>> start
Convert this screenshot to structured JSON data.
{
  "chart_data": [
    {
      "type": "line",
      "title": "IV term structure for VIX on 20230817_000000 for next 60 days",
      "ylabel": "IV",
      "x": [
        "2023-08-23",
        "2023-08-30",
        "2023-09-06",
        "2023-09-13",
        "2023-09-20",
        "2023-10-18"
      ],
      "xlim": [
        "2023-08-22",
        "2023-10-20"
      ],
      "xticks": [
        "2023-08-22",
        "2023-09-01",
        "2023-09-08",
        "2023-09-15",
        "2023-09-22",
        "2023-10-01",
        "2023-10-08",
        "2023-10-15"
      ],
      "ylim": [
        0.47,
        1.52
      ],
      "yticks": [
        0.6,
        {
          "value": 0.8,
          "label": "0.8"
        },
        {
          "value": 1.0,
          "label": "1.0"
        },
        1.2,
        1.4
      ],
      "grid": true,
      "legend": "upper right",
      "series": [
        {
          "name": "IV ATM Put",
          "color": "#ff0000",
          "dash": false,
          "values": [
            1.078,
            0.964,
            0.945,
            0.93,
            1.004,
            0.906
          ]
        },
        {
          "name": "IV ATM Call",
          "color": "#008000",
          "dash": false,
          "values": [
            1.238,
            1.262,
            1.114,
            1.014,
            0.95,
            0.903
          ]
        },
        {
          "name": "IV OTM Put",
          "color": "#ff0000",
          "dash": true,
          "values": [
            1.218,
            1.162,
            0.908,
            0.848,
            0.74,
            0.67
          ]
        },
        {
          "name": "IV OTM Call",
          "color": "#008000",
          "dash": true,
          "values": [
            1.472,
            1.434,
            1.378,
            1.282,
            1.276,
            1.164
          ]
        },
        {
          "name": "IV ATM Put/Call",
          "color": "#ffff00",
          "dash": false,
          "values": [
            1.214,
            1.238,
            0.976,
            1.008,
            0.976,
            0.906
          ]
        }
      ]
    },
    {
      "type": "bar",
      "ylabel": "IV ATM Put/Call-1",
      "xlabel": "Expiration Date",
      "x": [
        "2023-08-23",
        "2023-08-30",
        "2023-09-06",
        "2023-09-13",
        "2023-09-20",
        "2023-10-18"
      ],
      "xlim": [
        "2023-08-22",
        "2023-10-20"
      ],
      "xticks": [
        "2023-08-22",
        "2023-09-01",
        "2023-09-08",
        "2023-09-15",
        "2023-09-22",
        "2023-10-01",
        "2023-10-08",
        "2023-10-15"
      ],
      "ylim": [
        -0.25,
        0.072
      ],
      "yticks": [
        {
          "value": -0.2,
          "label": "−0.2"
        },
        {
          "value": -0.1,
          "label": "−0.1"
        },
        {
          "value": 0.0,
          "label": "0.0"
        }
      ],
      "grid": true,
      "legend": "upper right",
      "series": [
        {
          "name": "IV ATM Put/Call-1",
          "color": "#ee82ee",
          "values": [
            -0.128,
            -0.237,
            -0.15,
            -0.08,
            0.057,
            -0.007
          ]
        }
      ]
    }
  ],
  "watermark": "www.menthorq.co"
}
>> end
◆ WHAT YOU WILL DO ◆
Reproduce the whole listing word for word.

◆ REPLY ◆
Convert this screenshot to structured JSON data.
{
  "chart_data": [
    {
      "type": "line",
      "title": "IV term structure for VIX on 20230817_000000 for next 60 days",
      "ylabel": "IV",
      "x": [
        "2023-08-23",
        "2023-08-30",
        "2023-09-06",
        "2023-09-13",
        "2023-09-20",
        "2023-10-18"
      ],
      "xlim": [
        "2023-08-22",
        "2023-10-20"
      ],
      "xticks": [
        "2023-08-22",
        "2023-09-01",
        "2023-09-08",
        "2023-09-15",
        "2023-09-22",
        "2023-10-01",
        "2023-10-08",
        "2023-10-15"
      ],
      "ylim": [
        0.47,
        1.52
      ],
      "yticks": [
        0.6,
        {
          "value": 0.8,
          "label": "0.8"
        },
        {
          "value": 1.0,
          "label": "1.0"
        },
        1.2,
        1.4
      ],
      "grid": true,
      "legend": "upper right",
      "series": [
        {
          "name": "IV ATM Put",
          "color": "#ff0000",
          "dash": false,
          "values": [
            1.078,
            0.964,
            0.945,
            0.93,
            1.004,
            0.906
          ]
        },
        {
          "name": "IV ATM Call",
          "color": "#008000",
          "dash": false,
          "values": [
            1.238,
            1.262,
            1.114,
            1.014,
            0.95,
            0.903
          ]
        },
        {
          "name": "IV OTM Put",
          "color": "#ff0000",
          "dash": true,
          "values": [
            1.218,
            1.162,
            0.908,
            0.848,
            0.74,
            0.67
          ]
        },
        {
          "name": "IV OTM Call",
          "color": "#008000",
          "dash": true,
          "values": [
            1.472,
            1.434,
            1.378,
            1.282,
            1.276,
            1.164
          ]
        },
        {
          "name": "IV ATM Put/Call",
          "color": "#ffff00",
          "dash": false,
          "values": [
            1.214,
            1.238,
            0.976,
            1.008,
            0.976,
            0.906
          ]
        }
      ]
    },
    {
      "type": "bar",
      "ylabel": "IV ATM Put/Call-1",
      "xlabel": "Expiration Date",
      "x": [
        "2023-08-23",
        "2023-08-30",
        "2023-09-06",
        "2023-09-13",
        "2023-09-20",
        "2023-10-18"
      ],
      "xlim": [
        "2023-08-22",
        "2023-10-20"
      ],
      "xticks": [
        "2023-08-22",
        "2023-09-01",
        "2023-09-08",
        "2023-09-15",
        "2023-09-22",
        "2023-10-01",
        "2023-10-08",
        "2023-10-15"
      ],
      "ylim": [
        -0.25,
        0.072
      ],
      "yticks": [
        {
          "value": -0.2,
          "label": "−0.2"
        },
        {
          "value": -0.1,
          "label": "−0.1"
        },
        {
          "value": 0.0,
          "label": "0.0"
        }
      ],
      "grid": true,
      "legend": "upper right",
      "series": [
        {
          "name": "IV ATM Put/Call-1",
          "color": "#ee82ee",
          "values": [
            -0.128,
            -0.237,
            -0.15,
            -0.08,
            0.057,
            -0.007
          ]
        }
      ]
    }
  ],
  "watermark": "www.menthorq.co"
}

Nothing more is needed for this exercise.